Transcribe each record exactly. Include every one.

### Input material

-- Begin --

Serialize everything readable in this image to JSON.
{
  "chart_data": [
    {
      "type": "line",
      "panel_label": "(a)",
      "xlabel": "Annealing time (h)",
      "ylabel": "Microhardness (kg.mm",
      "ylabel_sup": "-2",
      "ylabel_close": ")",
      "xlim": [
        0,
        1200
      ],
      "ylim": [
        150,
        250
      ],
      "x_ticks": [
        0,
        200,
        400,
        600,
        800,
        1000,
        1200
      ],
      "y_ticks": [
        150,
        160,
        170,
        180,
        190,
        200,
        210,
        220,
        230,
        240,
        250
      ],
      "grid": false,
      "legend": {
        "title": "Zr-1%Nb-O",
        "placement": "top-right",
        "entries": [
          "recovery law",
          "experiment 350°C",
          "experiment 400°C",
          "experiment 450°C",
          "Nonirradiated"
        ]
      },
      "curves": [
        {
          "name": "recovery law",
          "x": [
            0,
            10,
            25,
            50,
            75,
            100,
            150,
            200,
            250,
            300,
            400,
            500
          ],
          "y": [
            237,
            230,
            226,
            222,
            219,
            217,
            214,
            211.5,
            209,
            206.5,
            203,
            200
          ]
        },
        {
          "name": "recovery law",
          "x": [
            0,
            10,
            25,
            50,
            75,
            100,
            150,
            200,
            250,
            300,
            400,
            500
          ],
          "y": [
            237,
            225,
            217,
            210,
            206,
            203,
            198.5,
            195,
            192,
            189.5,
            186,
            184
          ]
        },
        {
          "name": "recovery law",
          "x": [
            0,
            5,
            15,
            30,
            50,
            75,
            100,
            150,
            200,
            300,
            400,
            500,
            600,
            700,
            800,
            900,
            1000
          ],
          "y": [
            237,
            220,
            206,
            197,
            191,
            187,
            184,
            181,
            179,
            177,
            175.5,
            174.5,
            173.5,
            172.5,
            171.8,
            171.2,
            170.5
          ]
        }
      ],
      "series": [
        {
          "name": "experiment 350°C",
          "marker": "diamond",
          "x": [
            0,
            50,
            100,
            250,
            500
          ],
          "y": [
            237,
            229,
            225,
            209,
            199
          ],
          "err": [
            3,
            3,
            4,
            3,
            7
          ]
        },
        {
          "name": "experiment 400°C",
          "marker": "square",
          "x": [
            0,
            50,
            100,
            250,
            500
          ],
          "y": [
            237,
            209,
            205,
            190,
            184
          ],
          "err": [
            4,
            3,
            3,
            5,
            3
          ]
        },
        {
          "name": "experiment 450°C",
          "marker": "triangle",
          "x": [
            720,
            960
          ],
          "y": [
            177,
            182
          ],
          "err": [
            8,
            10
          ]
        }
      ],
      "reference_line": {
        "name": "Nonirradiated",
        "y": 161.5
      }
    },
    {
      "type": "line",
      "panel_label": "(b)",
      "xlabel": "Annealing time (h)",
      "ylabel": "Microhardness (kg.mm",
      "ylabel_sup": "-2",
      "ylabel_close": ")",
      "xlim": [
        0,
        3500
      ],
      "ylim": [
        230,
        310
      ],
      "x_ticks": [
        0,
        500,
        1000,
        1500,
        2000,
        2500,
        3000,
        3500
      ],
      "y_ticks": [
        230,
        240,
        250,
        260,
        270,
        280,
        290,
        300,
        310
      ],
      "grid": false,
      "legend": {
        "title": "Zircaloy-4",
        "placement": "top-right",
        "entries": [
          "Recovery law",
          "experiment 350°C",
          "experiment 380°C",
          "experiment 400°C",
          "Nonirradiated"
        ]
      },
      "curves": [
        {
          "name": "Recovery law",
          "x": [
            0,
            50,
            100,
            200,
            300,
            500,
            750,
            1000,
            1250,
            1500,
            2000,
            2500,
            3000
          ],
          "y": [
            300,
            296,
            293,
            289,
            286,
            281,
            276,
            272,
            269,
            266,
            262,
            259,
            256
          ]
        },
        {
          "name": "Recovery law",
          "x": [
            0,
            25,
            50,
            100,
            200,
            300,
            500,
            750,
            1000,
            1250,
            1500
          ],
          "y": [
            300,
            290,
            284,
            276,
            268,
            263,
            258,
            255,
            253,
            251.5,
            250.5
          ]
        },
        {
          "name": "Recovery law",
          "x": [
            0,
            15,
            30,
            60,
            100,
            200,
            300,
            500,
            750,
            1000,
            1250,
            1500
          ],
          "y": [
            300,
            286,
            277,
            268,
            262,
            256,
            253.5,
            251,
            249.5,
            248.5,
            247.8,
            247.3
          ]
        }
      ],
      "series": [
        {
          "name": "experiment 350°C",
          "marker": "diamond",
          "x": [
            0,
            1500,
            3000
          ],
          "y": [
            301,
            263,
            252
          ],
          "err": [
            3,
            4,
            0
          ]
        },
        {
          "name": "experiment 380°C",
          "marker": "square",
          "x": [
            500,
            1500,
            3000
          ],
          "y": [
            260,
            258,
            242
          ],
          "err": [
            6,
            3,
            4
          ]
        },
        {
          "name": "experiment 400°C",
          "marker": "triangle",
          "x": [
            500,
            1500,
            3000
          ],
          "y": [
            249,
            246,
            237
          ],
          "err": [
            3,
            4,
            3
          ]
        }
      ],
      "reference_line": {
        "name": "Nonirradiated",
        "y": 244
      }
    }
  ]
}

-- End --

### Full solution
Serialize everything readable in this image to JSON.
{
  "chart_data": [
    {
      "type": "line",
      "panel_label": "(a)",
      "xlabel": "Annealing time (h)",
      "ylabel": "Microhardness (kg.mm",
      "ylabel_sup": "-2",
      "ylabel_close": ")",
      "xlim": [
        0,
        1200
      ],
      "ylim": [
        150,
        250
      ],
      "x_ticks": [
        0,
        200,
        400,
        600,
        800,
        1000,
        1200
      ],
      "y_ticks": [
        150,
        160,
        170,
        180,
        190,
        200,
        210,
        220,
        230,
        240,
        250
      ],
      "grid": false,
      "legend": {
        "title": "Zr-1%Nb-O",
        "placement": "top-right",
        "entries": [
          "recovery law",
          "experiment 350°C",
          "experiment 400°C",
          "experiment 450°C",
          "Nonirradiated"
        ]
      },
      "curves": [
        {
          "name": "recovery law",
          "x": [
            0,
            10,
            25,
            50,
            75,
            100,
            150,
            200,
            250,
            300,
            400,
            500
          ],
          "y": [
            237,
            230,
            226,
            222,
            219,
            217,
            214,
            211.5,
            209,
            206.5,
            203,
            200
          ]
        },
        {
          "name": "recovery law",
          "x": [
            0,
            10,
            25,
            50,
            75,
            100,
            150,
            200,
            250,
            300,
            400,
            500
          ],
          "y": [
            237,
            225,
            217,
            210,
            206,
            203,
            198.5,
            195,
            192,
            189.5,
            186,
            184
          ]
        },
        {
          "name": "recovery law",
          "x": [
            0,
            5,
            15,
            30,
            50,
            75,
            100,
            150,
            200,
            300,
            400,
            500,
            600,
            700,
            800,
            900,
            1000
          ],
          "y": [
            237,
            220,
            206,
            197,
            191,
            187,
            184,
            181,
            179,
            177,
            175.5,
            174.5,
            173.5,
            172.5,
            171.8,
            171.2,
            170.5
          ]
        }
      ],
      "series": [
        {
          "name": "experiment 350°C",
          "marker": "diamond",
          "x": [
            0,
            50,
            100,
            250,
            500
          ],
          "y": [
            237,
            229,
            225,
            209,
            199
          ],
          "err": [
            3,
            3,
            4,
            3,
            7
          ]
        },
        {
          "name": "experiment 400°C",
          "marker": "square",
          "x": [
            0,
            50,
            100,
            250,
            500
          ],
          "y": [
            237,
            209,
            205,
            190,
            184
          ],
          "err": [
            4,
            3,
            3,
            5,
            3
          ]
        },
        {
          "name": "experiment 450°C",
          "marker": "triangle",
          "x": [
            720,
            960
          ],
          "y": [
            177,
            182
          ],
          "err": [
            8,
            10
          ]
        }
      ],
      "reference_line": {
        "name": "Nonirradiated",
        "y": 161.5
      }
    },
    {
      "type": "line",
      "panel_label": "(b)",
      "xlabel": "Annealing time (h)",
      "ylabel": "Microhardness (kg.mm",
      "ylabel_sup": "-2",
      "ylabel_close": ")",
      "xlim": [
        0,
        3500
      ],
      "ylim": [
        230,
        310
      ],
      "x_ticks": [
        0,
        500,
        1000,
        1500,
        2000,
        2500,
        3000,
        3500
      ],
      "y_ticks": [
        230,
        240,
        250,
        260,
        270,
        280,
        290,
        300,
        310
      ],
      "grid": false,
      "legend": {
        "title": "Zircaloy-4",
        "placement": "top-right",
        "entries": [
          "Recovery law",
          "experiment 350°C",
          "experiment 380°C",
          "experiment 400°C",
          "Nonirradiated"
        ]
      },
      "curves": [
        {
          "name": "Recovery law",
          "x": [
            0,
            50,
            100,
            200,
            300,
            500,
            750,
            1000,
            1250,
            1500,
            2000,
            2500,
            3000
          ],
          "y": [
            300,
            296,
            293,
            289,
            286,
            281,
            276,
            272,
            269,
            266,
            262,
            259,
            256
          ]
        },
        {
          "name": "Recovery law",
          "x": [
            0,
            25,
            50,
            100,
            200,
            300,
            500,
            750,
            1000,
            1250,
            1500
          ],
          "y": [
            300,
            290,
            284,
            276,
            268,
            263,
            258,
            255,
            253,
            251.5,
            250.5
          ]
        },
        {
          "name": "Recovery law",
          "x": [
            0,
            15,
            30,
            60,
            100,
            200,
            300,
            500,
            750,
            1000,
            1250,
            1500
          ],
          "y": [
            300,
            286,
            277,
            268,
            262,
            256,
            253.5,
            251,
            249.5,
            248.5,
            247.8,
            247.3
          ]
        }
      ],
      "series": [
        {
          "name": "experiment 350°C",
          "marker": "diamond",
          "x": [
            0,
            1500,
            3000
          ],
          "y": [
            301,
            263,
            252
          ],
          "err": [
            3,
            4,
            0
          ]
        },
        {
          "name": "experiment 380°C",
          "marker": "square",
          "x": [
            500,
            1500,
            3000
          ],
          "y": [
            260,
            258,
            242
          ],
          "err": [
            6,
            3,
            4
          ]
        },
        {
          "name": "experiment 400°C",
          "marker": "triangle",
          "x": [
            500,
            1500,
            3000
          ],
          "y": [
            249,
            246,
            237
          ],
          "err": [
            3,
            4,
            3
          ]
        }
      ],
      "reference_line": {
        "name": "Nonirradiated",
        "y": 244
      }
    }
  ]
}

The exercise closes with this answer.